◆ Short problem
Copy every line of the records below, character for character, keeping the same order.

◆ Source material
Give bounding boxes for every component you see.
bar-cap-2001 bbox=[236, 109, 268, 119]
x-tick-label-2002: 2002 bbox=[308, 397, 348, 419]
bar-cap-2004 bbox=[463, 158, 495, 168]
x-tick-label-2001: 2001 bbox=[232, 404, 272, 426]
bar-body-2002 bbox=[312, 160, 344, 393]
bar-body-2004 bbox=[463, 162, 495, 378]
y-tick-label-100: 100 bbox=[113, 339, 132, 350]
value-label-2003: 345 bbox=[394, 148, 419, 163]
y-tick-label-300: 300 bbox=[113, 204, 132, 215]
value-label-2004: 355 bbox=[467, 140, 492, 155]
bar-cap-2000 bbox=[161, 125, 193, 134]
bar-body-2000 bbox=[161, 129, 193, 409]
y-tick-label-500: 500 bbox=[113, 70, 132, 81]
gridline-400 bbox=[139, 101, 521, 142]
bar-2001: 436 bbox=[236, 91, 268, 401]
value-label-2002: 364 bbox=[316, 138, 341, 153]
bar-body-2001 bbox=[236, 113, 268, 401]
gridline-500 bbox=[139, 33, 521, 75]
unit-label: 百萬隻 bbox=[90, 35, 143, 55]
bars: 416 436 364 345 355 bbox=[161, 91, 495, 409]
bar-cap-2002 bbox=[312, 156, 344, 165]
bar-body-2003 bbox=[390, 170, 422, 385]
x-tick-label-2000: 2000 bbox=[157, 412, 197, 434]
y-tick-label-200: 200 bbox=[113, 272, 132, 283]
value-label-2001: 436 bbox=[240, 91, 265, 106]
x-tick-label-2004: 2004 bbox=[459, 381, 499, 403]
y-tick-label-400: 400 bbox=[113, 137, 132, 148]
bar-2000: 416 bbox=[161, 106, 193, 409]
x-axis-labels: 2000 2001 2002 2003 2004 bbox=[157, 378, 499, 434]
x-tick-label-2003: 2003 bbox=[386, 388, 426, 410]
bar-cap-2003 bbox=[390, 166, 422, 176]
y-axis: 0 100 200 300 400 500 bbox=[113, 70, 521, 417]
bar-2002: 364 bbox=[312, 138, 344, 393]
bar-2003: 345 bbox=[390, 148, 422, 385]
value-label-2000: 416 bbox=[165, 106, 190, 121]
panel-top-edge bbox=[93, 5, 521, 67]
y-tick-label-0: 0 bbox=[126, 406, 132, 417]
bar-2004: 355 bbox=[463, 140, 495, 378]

◆ Output below
Give bounding boxes for every component you see.
bar-cap-2001 bbox=[236, 109, 268, 119]
x-tick-label-2002: 2002 bbox=[308, 397, 348, 419]
bar-cap-2004 bbox=[463, 158, 495, 168]
x-tick-label-2001: 2001 bbox=[232, 404, 272, 426]
bar-body-2002 bbox=[312, 160, 344, 393]
bar-body-2004 bbox=[463, 162, 495, 378]
y-tick-label-100: 100 bbox=[113, 339, 132, 350]
value-label-2003: 345 bbox=[394, 148, 419, 163]
y-tick-label-300: 300 bbox=[113, 204, 132, 215]
value-label-2004: 355 bbox=[467, 140, 492, 155]
bar-cap-2000 bbox=[161, 125, 193, 134]
bar-body-2000 bbox=[161, 129, 193, 409]
y-tick-label-500: 500 bbox=[113, 70, 132, 81]
gridline-400 bbox=[139, 101, 521, 142]
bar-2001: 436 bbox=[236, 91, 268, 401]
value-label-2002: 364 bbox=[316, 138, 341, 153]
bar-body-2001 bbox=[236, 113, 268, 401]
gridline-500 bbox=[139, 33, 521, 75]
unit-label: 百萬隻 bbox=[90, 35, 143, 55]
bars: 416 436 364 345 355 bbox=[161, 91, 495, 409]
bar-cap-2002 bbox=[312, 156, 344, 165]
bar-body-2003 bbox=[390, 170, 422, 385]
x-tick-label-2000: 2000 bbox=[157, 412, 197, 434]
y-tick-label-200: 200 bbox=[113, 272, 132, 283]
value-label-2001: 436 bbox=[240, 91, 265, 106]
x-tick-label-2004: 2004 bbox=[459, 381, 499, 403]
y-tick-label-400: 400 bbox=[113, 137, 132, 148]
bar-2000: 416 bbox=[161, 106, 193, 409]
x-axis-labels: 2000 2001 2002 2003 2004 bbox=[157, 378, 499, 434]
x-tick-label-2003: 2003 bbox=[386, 388, 426, 410]
bar-cap-2003 bbox=[390, 166, 422, 176]
y-axis: 0 100 200 300 400 500 bbox=[113, 70, 521, 417]
bar-2002: 364 bbox=[312, 138, 344, 393]
bar-2003: 345 bbox=[390, 148, 422, 385]
value-label-2000: 416 bbox=[165, 106, 190, 121]
panel-top-edge bbox=[93, 5, 521, 67]
y-tick-label-0: 0 bbox=[126, 406, 132, 417]
bar-2004: 355 bbox=[463, 140, 495, 378]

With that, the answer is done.